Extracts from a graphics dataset
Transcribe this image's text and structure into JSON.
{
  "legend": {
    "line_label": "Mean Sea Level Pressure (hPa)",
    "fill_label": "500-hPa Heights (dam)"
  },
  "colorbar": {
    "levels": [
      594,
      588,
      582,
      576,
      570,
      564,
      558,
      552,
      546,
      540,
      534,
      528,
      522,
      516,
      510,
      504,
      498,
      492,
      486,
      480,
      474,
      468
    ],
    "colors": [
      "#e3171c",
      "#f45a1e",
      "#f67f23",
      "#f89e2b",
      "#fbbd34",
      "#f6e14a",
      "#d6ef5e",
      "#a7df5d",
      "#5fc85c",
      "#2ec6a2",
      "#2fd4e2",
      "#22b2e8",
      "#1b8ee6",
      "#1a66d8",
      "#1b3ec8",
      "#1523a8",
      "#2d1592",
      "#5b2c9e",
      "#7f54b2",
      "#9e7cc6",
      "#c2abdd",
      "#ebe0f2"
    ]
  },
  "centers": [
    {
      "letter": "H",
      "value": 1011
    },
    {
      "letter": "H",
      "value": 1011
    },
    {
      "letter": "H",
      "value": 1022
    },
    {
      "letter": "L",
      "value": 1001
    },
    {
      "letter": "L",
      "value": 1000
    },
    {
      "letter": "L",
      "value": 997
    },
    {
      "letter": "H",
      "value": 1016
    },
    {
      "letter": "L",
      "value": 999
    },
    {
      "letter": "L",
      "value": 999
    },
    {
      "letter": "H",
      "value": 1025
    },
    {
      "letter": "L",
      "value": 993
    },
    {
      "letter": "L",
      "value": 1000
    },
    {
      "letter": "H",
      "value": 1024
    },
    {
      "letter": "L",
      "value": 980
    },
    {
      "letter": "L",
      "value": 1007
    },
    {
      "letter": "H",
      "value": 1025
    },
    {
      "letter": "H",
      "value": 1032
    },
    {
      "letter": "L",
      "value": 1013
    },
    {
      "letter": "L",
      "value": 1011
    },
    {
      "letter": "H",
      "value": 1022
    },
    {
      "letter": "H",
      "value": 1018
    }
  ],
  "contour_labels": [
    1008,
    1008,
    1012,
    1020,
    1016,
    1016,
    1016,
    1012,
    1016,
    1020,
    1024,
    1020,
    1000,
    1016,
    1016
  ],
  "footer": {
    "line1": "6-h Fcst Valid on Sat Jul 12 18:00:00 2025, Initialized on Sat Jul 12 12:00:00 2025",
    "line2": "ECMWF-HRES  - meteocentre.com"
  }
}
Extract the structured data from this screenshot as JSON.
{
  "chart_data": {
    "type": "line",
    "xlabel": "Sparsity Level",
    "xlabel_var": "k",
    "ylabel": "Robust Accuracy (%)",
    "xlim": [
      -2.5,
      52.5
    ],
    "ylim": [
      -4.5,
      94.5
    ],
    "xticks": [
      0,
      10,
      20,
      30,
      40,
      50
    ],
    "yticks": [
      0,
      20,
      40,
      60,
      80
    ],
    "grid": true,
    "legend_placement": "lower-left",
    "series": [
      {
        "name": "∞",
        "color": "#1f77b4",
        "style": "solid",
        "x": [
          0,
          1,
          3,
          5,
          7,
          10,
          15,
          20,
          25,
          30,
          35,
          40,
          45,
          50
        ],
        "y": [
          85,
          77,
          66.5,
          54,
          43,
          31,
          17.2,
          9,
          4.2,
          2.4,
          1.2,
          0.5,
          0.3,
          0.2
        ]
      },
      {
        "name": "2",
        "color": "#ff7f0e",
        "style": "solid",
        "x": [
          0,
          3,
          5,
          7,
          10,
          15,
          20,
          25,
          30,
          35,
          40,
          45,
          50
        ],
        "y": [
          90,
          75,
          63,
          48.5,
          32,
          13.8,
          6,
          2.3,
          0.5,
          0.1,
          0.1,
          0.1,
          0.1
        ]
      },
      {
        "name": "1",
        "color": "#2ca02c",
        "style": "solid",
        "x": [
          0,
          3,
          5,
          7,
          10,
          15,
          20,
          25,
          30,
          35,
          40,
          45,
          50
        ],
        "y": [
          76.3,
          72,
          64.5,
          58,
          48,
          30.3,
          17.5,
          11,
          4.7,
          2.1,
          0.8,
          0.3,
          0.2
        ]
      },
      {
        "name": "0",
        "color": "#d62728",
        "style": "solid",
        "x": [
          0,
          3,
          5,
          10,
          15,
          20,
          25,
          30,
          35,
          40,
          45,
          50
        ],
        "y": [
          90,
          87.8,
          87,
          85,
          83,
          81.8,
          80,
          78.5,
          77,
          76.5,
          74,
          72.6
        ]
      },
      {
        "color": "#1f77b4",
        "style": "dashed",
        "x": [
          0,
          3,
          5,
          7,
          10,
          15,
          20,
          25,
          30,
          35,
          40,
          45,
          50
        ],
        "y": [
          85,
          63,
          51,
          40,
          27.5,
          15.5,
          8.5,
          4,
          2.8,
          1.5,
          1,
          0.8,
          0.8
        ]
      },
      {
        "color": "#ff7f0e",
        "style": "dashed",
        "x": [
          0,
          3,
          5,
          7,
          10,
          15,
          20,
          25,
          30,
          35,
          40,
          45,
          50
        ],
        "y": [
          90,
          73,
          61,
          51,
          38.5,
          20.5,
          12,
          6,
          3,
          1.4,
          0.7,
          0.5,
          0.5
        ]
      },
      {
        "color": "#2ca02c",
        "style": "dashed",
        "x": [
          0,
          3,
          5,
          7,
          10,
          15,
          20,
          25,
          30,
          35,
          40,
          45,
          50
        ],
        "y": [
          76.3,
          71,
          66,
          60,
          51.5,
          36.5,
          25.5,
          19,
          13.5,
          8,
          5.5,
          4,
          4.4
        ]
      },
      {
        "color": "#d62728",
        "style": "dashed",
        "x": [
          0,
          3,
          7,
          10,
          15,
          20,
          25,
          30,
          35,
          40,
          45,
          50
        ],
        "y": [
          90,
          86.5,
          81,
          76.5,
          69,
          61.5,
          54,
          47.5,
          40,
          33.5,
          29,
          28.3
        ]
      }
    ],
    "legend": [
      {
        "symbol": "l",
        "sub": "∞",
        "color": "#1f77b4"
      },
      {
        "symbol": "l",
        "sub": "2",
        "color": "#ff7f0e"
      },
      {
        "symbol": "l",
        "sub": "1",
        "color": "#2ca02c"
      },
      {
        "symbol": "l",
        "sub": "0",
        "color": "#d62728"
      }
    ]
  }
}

**Short exercise:**
Write out all the data again, exactly as it appears.

**Solution to the problem:**
Transcribe this image's text and structure into JSON.
{
  "legend": {
    "line_label": "Mean Sea Level Pressure (hPa)",
    "fill_label": "500-hPa Heights (dam)"
  },
  "colorbar": {
    "levels": [
      594,
      588,
      582,
      576,
      570,
      564,
      558,
      552,
      546,
      540,
      534,
      528,
      522,
      516,
      510,
      504,
      498,
      492,
      486,
      480,
      474,
      468
    ],
    "colors": [
      "#e3171c",
      "#f45a1e",
      "#f67f23",
      "#f89e2b",
      "#fbbd34",
      "#f6e14a",
      "#d6ef5e",
      "#a7df5d",
      "#5fc85c",
      "#2ec6a2",
      "#2fd4e2",
      "#22b2e8",
      "#1b8ee6",
      "#1a66d8",
      "#1b3ec8",
      "#1523a8",
      "#2d1592",
      "#5b2c9e",
      "#7f54b2",
      "#9e7cc6",
      "#c2abdd",
      "#ebe0f2"
    ]
  },
  "centers": [
    {
      "letter": "H",
      "value": 1011
    },
    {
      "letter": "H",
      "value": 1011
    },
    {
      "letter": "H",
      "value": 1022
    },
    {
      "letter": "L",
      "value": 1001
    },
    {
      "letter": "L",
      "value": 1000
    },
    {
      "letter": "L",
      "value": 997
    },
    {
      "letter": "H",
      "value": 1016
    },
    {
      "letter": "L",
      "value": 999
    },
    {
      "letter": "L",
      "value": 999
    },
    {
      "letter": "H",
      "value": 1025
    },
    {
      "letter": "L",
      "value": 993
    },
    {
      "letter": "L",
      "value": 1000
    },
    {
      "letter": "H",
      "value": 1024
    },
    {
      "letter": "L",
      "value": 980
    },
    {
      "letter": "L",
      "value": 1007
    },
    {
      "letter": "H",
      "value": 1025
    },
    {
      "letter": "H",
      "value": 1032
    },
    {
      "letter": "L",
      "value": 1013
    },
    {
      "letter": "L",
      "value": 1011
    },
    {
      "letter": "H",
      "value": 1022
    },
    {
      "letter": "H",
      "value": 1018
    }
  ],
  "contour_labels": [
    1008,
    1008,
    1012,
    1020,
    1016,
    1016,
    1016,
    1012,
    1016,
    1020,
    1024,
    1020,
    1000,
    1016,
    1016
  ],
  "footer": {
    "line1": "6-h Fcst Valid on Sat Jul 12 18:00:00 2025, Initialized on Sat Jul 12 12:00:00 2025",
    "line2": "ECMWF-HRES  - meteocentre.com"
  }
}
Extract the structured data from this screenshot as JSON.
{
  "chart_data": {
    "type": "line",
    "xlabel": "Sparsity Level",
    "xlabel_var": "k",
    "ylabel": "Robust Accuracy (%)",
    "xlim": [
      -2.5,
      52.5
    ],
    "ylim": [
      -4.5,
      94.5
    ],
    "xticks": [
      0,
      10,
      20,
      30,
      40,
      50
    ],
    "yticks": [
      0,
      20,
      40,
      60,
      80
    ],
    "grid": true,
    "legend_placement": "lower-left",
    "series": [
      {
        "name": "∞",
        "color": "#1f77b4",
        "style": "solid",
        "x": [
          0,
          1,
          3,
          5,
          7,
          10,
          15,
          20,
          25,
          30,
          35,
          40,
          45,
          50
        ],
        "y": [
          85,
          77,
          66.5,
          54,
          43,
          31,
          17.2,
          9,
          4.2,
          2.4,
          1.2,
          0.5,
          0.3,
          0.2
        ]
      },
      {
        "name": "2",
        "color": "#ff7f0e",
        "style": "solid",
        "x": [
          0,
          3,
          5,
          7,
          10,
          15,
          20,
          25,
          30,
          35,
          40,
          45,
          50
        ],
        "y": [
          90,
          75,
          63,
          48.5,
          32,
          13.8,
          6,
          2.3,
          0.5,
          0.1,
          0.1,
          0.1,
          0.1
        ]
      },
      {
        "name": "1",
        "color": "#2ca02c",
        "style": "solid",
        "x": [
          0,
          3,
          5,
          7,
          10,
          15,
          20,
          25,
          30,
          35,
          40,
          45,
          50
        ],
        "y": [
          76.3,
          72,
          64.5,
          58,
          48,
          30.3,
          17.5,
          11,
          4.7,
          2.1,
          0.8,
          0.3,
          0.2
        ]
      },
      {
        "name": "0",
        "color": "#d62728",
        "style": "solid",
        "x": [
          0,
          3,
          5,
          10,
          15,
          20,
          25,
          30,
          35,
          40,
          45,
          50
        ],
        "y": [
          90,
          87.8,
          87,
          85,
          83,
          81.8,
          80,
          78.5,
          77,
          76.5,
          74,
          72.6
        ]
      },
      {
        "color": "#1f77b4",
        "style": "dashed",
        "x": [
          0,
          3,
          5,
          7,
          10,
          15,
          20,
          25,
          30,
          35,
          40,
          45,
          50
        ],
        "y": [
          85,
          63,
          51,
          40,
          27.5,
          15.5,
          8.5,
          4,
          2.8,
          1.5,
          1,
          0.8,
          0.8
        ]
      },
      {
        "color": "#ff7f0e",
        "style": "dashed",
        "x": [
          0,
          3,
          5,
          7,
          10,
          15,
          20,
          25,
          30,
          35,
          40,
          45,
          50
        ],
        "y": [
          90,
          73,
          61,
          51,
          38.5,
          20.5,
          12,
          6,
          3,
          1.4,
          0.7,
          0.5,
          0.5
        ]
      },
      {
        "color": "#2ca02c",
        "style": "dashed",
        "x": [
          0,
          3,
          5,
          7,
          10,
          15,
          20,
          25,
          30,
          35,
          40,
          45,
          50
        ],
        "y": [
          76.3,
          71,
          66,
          60,
          51.5,
          36.5,
          25.5,
          19,
          13.5,
          8,
          5.5,
          4,
          4.4
        ]
      },
      {
        "color": "#d62728",
        "style": "dashed",
        "x": [
          0,
          3,
          7,
          10,
          15,
          20,
          25,
          30,
          35,
          40,
          45,
          50
        ],
        "y": [
          90,
          86.5,
          81,
          76.5,
          69,
          61.5,
          54,
          47.5,
          40,
          33.5,
          29,
          28.3
        ]
      }
    ],
    "legend": [
      {
        "symbol": "l",
        "sub": "∞",
        "color": "#1f77b4"
      },
      {
        "symbol": "l",
        "sub": "2",
        "color": "#ff7f0e"
      },
      {
        "symbol": "l",
        "sub": "1",
        "color": "#2ca02c"
      },
      {
        "symbol": "l",
        "sub": "0",
        "color": "#d62728"
      }
    ]
  }
}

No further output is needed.